→ Task statement
Pull out every line of the material below that contains the string "Reifen", copying each one unchanged.

--- begin ---

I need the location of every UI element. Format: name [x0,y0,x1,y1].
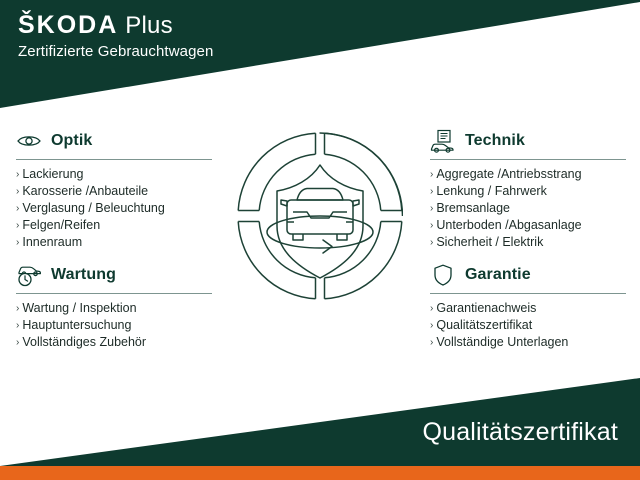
emblem-orbit [267,216,373,248]
section-header: Garantie [430,262,630,288]
eye-icon [16,129,42,153]
list-item-label: Lenkung / Fahrwerk [436,183,546,200]
footer-band [0,348,640,468]
list-item-label: Qualitätszertifikat [436,317,532,334]
list-item: ›Karosserie /Anbauteile [16,183,216,200]
section-rule [430,293,626,294]
list-item: ›Sicherheit / Elektrik [430,234,630,251]
list-item-label: Bremsanlage [436,200,510,217]
section-list: ›Lackierung ›Karosserie /Anbauteile ›Ver… [16,166,216,251]
chevron-icon: › [430,234,433,251]
list-item: ›Bremsanlage [430,200,630,217]
section-title: Wartung [51,266,116,284]
chevron-icon: › [16,234,19,251]
shield-icon [430,263,456,287]
chevron-icon: › [16,334,19,351]
list-item-label: Innenraum [22,234,82,251]
list-item-label: Aggregate /Antriebsstrang [436,166,581,183]
chevron-icon: › [16,183,19,200]
section-header: Optik [16,128,216,154]
list-item: ›Hauptuntersuchung [16,317,216,334]
section-title: Optik [51,132,92,150]
list-item: ›Vollständige Unterlagen [430,334,630,351]
list-item-label: Hauptuntersuchung [22,317,131,334]
chevron-icon: › [430,317,433,334]
brand-wordmark: ŠKODA [18,13,118,38]
list-item: ›Innenraum [16,234,216,251]
list-item-label: Vollständige Unterlagen [436,334,568,351]
brand-sub-label: Plus [125,14,173,38]
list-item: ›Verglasung / Beleuchtung [16,200,216,217]
section-optik: Optik ›Lackierung ›Karosserie /Anbauteil… [16,128,216,251]
chevron-icon: › [430,200,433,217]
chevron-icon: › [430,300,433,317]
brand-row: ŠKODA Plus [18,13,213,38]
section-list: ›Garantienachweis ›Qualitätszertifikat ›… [430,300,630,351]
list-item-label: Karosserie /Anbauteile [22,183,148,200]
list-item: ›Unterboden /Abgasanlage [430,217,630,234]
list-item: ›Lackierung [16,166,216,183]
list-item: ›Wartung / Inspektion [16,300,216,317]
shield-car-inspection-emblem [237,128,403,304]
car-document-icon [430,129,456,153]
list-item-label: Lackierung [22,166,83,183]
certificate-page: ŠKODA Plus Zertifizierte Gebrauchtwagen … [0,0,640,480]
chevron-icon: › [16,166,19,183]
list-item-label: Felgen/Reifen [22,217,100,234]
list-item-label: Vollständiges Zubehör [22,334,146,351]
list-item: ›Vollständiges Zubehör [16,334,216,351]
section-rule [430,159,626,160]
chevron-icon: › [430,334,433,351]
section-rule [16,159,212,160]
brand-lockup: ŠKODA Plus Zertifizierte Gebrauchtwagen [18,13,213,60]
chevron-icon: › [16,200,19,217]
list-item: ›Felgen/Reifen [16,217,216,234]
car-service-clock-icon [16,263,42,287]
section-wartung: Wartung ›Wartung / Inspektion ›Hauptunte… [16,262,216,351]
list-item-label: Verglasung / Beleuchtung [22,200,164,217]
chevron-icon: › [430,217,433,234]
section-header: Wartung [16,262,216,288]
section-list: ›Wartung / Inspektion ›Hauptuntersuchung… [16,300,216,351]
section-title: Garantie [465,266,531,284]
brand-tagline: Zertifizierte Gebrauchtwagen [18,43,213,60]
chevron-icon: › [430,166,433,183]
list-item: ›Garantienachweis [430,300,630,317]
list-item: ›Aggregate /Antriebsstrang [430,166,630,183]
section-garantie: Garantie ›Garantienachweis ›Qualitätszer… [430,262,630,351]
chevron-icon: › [16,317,19,334]
accent-bar [0,466,640,480]
list-item-label: Garantienachweis [436,300,536,317]
section-technik: Technik ›Aggregate /Antriebsstrang ›Lenk… [430,128,630,251]
emblem-car [281,189,359,241]
emblem-outer-ring [320,133,403,216]
section-title: Technik [465,132,525,150]
list-item-label: Sicherheit / Elektrik [436,234,543,251]
list-item: ›Qualitätszertifikat [430,317,630,334]
chevron-icon: › [16,300,19,317]
section-rule [16,293,212,294]
list-item: ›Lenkung / Fahrwerk [430,183,630,200]
list-item-label: Wartung / Inspektion [22,300,136,317]
section-header: Technik [430,128,630,154]
footer-title: Qualitätszertifikat [422,418,618,447]
chevron-icon: › [430,183,433,200]
chevron-icon: › [16,217,19,234]
section-list: ›Aggregate /Antriebsstrang ›Lenkung / Fa… [430,166,630,251]
list-item-label: Unterboden /Abgasanlage [436,217,581,234]
emblem-arrow [323,240,332,253]
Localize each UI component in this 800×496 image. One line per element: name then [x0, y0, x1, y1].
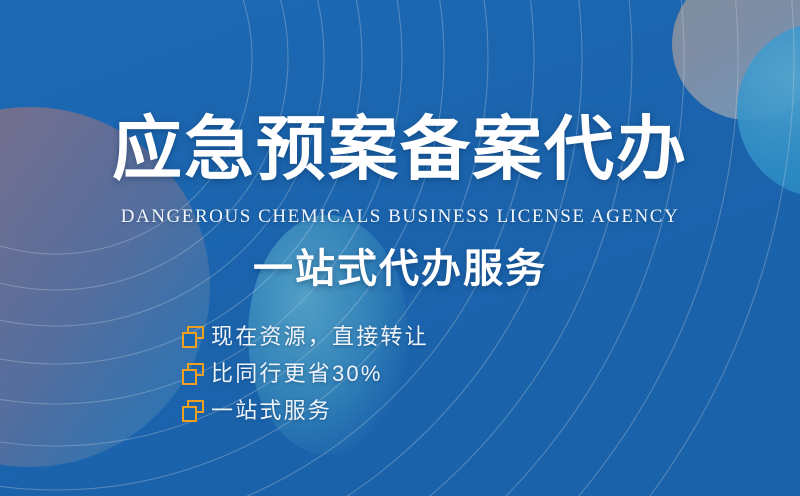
list-item: 一站式服务: [182, 392, 612, 429]
feature-list: 现在资源，直接转让 比同行更省30% 一站式服务: [182, 318, 612, 429]
overlapping-squares-icon: [182, 400, 204, 422]
page-title: 应急预案备案代办: [0, 111, 800, 187]
list-item: 现在资源，直接转让: [182, 318, 612, 355]
feature-text: 比同行更省30%: [211, 361, 383, 387]
overlapping-squares-icon: [182, 363, 204, 385]
english-subtitle: DANGEROUS CHEMICALS BUSINESS LICENSE AGE…: [0, 206, 800, 228]
overlapping-squares-icon: [182, 326, 204, 348]
feature-text: 一站式服务: [211, 398, 332, 424]
list-item: 比同行更省30%: [182, 355, 612, 392]
banner-content: 应急预案备案代办 DANGEROUS CHEMICALS BUSINESS LI…: [0, 0, 800, 496]
promotional-banner: 应急预案备案代办 DANGEROUS CHEMICALS BUSINESS LI…: [0, 0, 800, 496]
sub-title: 一站式代办服务: [0, 244, 800, 294]
feature-text: 现在资源，直接转让: [211, 324, 429, 350]
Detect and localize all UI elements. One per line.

--- end ---

→ Task solution
list-item-label: Felgen/Reifen [22,217,100,234]
list-item: ›Felgen/Reifen [16,217,216,234]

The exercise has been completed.